> THE DATA:
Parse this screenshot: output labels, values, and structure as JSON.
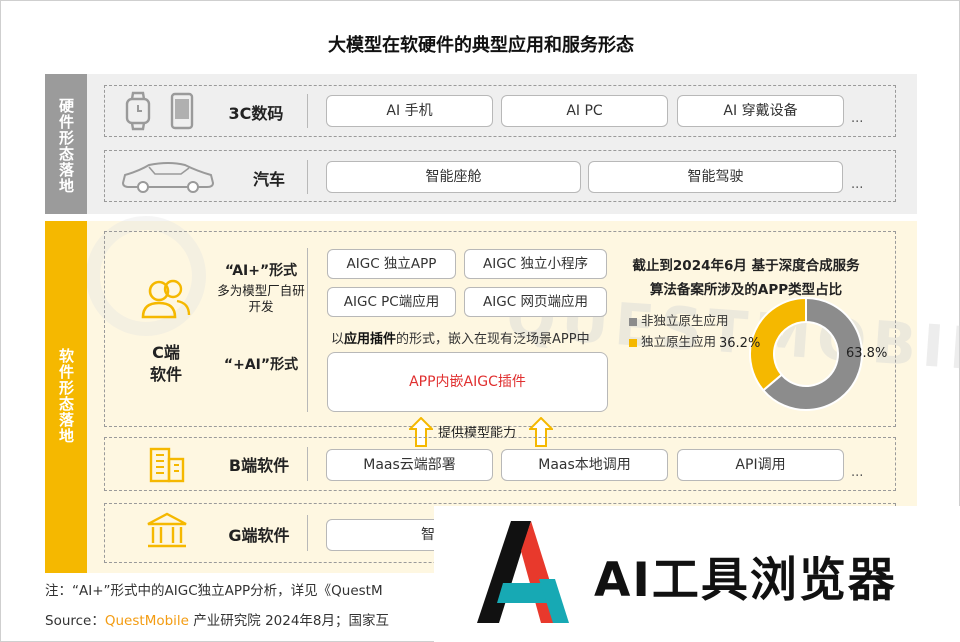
{
  "title": "大模型在软硬件的典型应用和服务形态",
  "watermark": "QUESTMOBILE",
  "hardware": {
    "side_label": "硬件形态落地",
    "rows": [
      {
        "label": "3C数码",
        "items": [
          "AI 手机",
          "AI PC",
          "AI 穿戴设备"
        ],
        "more": "..."
      },
      {
        "label": "汽车",
        "items": [
          "智能座舱",
          "智能驾驶"
        ],
        "more": "..."
      }
    ]
  },
  "software": {
    "side_label": "软件形态落地",
    "c_end": {
      "label_line1": "C端",
      "label_line2": "软件",
      "ai_plus_title": "“AI+”形式",
      "ai_plus_desc": "多为模型厂自研开发",
      "plus_ai_title": "“+AI”形式",
      "apps": [
        "AIGC 独立APP",
        "AIGC 独立小程序",
        "AIGC PC端应用",
        "AIGC 网页端应用"
      ],
      "plugin_note_prefix": "以",
      "plugin_note_bold": "应用插件",
      "plugin_note_suffix": "的形式，嵌入在现有泛场景APP中",
      "plugin_box": "APP内嵌AIGC插件"
    },
    "capability_label": "提供模型能力",
    "b_end": {
      "label": "B端软件",
      "items": [
        "Maas云端部署",
        "Maas本地调用",
        "API调用"
      ],
      "more": "..."
    },
    "g_end": {
      "label": "G端软件",
      "items": [
        "智"
      ]
    }
  },
  "chart_data": {
    "type": "pie",
    "title": "截止到2024年6月 基于深度合成服务算法备案所涉及的APP类型占比",
    "labels": [
      "非独立原生应用",
      "独立原生应用"
    ],
    "values": [
      63.8,
      36.2
    ],
    "value_labels": [
      "63.8%",
      "36.2%"
    ],
    "colors": [
      "#8c8c8c",
      "#f5b800"
    ],
    "donut": true,
    "legend": "left"
  },
  "footer": {
    "note": "注：“AI+”形式中的AIGC独立APP分析，详见《QuestM",
    "source_prefix": "Source：",
    "source_brand": "QuestMobile",
    "source_suffix": " 产业研究院 2024年8月；国家互"
  },
  "overlay_brand": "AI工具浏览器",
  "colors": {
    "accent": "#f5b800",
    "hw_side": "#9b9b9b",
    "red": "#e03030",
    "overlay_red": "#e8392c",
    "overlay_teal": "#17a9b4"
  }
}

> PROBLEM TO WORK ON: Your task is to retype all the entries exactly and leave out any pictures.

> RESULT OF THE EXERCISE:
Parse this screenshot: output labels, values, and structure as JSON.
{
  "title": "大模型在软硬件的典型应用和服务形态",
  "watermark": "QUESTMOBILE",
  "hardware": {
    "side_label": "硬件形态落地",
    "rows": [
      {
        "label": "3C数码",
        "items": [
          "AI 手机",
          "AI PC",
          "AI 穿戴设备"
        ],
        "more": "..."
      },
      {
        "label": "汽车",
        "items": [
          "智能座舱",
          "智能驾驶"
        ],
        "more": "..."
      }
    ]
  },
  "software": {
    "side_label": "软件形态落地",
    "c_end": {
      "label_line1": "C端",
      "label_line2": "软件",
      "ai_plus_title": "“AI+”形式",
      "ai_plus_desc": "多为模型厂自研开发",
      "plus_ai_title": "“+AI”形式",
      "apps": [
        "AIGC 独立APP",
        "AIGC 独立小程序",
        "AIGC PC端应用",
        "AIGC 网页端应用"
      ],
      "plugin_note_prefix": "以",
      "plugin_note_bold": "应用插件",
      "plugin_note_suffix": "的形式，嵌入在现有泛场景APP中",
      "plugin_box": "APP内嵌AIGC插件"
    },
    "capability_label": "提供模型能力",
    "b_end": {
      "label": "B端软件",
      "items": [
        "Maas云端部署",
        "Maas本地调用",
        "API调用"
      ],
      "more": "..."
    },
    "g_end": {
      "label": "G端软件",
      "items": [
        "智"
      ]
    }
  },
  "chart_data": {
    "type": "pie",
    "title": "截止到2024年6月 基于深度合成服务算法备案所涉及的APP类型占比",
    "labels": [
      "非独立原生应用",
      "独立原生应用"
    ],
    "values": [
      63.8,
      36.2
    ],
    "value_labels": [
      "63.8%",
      "36.2%"
    ],
    "colors": [
      "#8c8c8c",
      "#f5b800"
    ],
    "donut": true,
    "legend": "left"
  },
  "footer": {
    "note": "注：“AI+”形式中的AIGC独立APP分析，详见《QuestM",
    "source_prefix": "Source：",
    "source_brand": "QuestMobile",
    "source_suffix": " 产业研究院 2024年8月；国家互"
  },
  "overlay_brand": "AI工具浏览器",
  "colors": {
    "accent": "#f5b800",
    "hw_side": "#9b9b9b",
    "red": "#e03030",
    "overlay_red": "#e8392c",
    "overlay_teal": "#17a9b4"
  }
}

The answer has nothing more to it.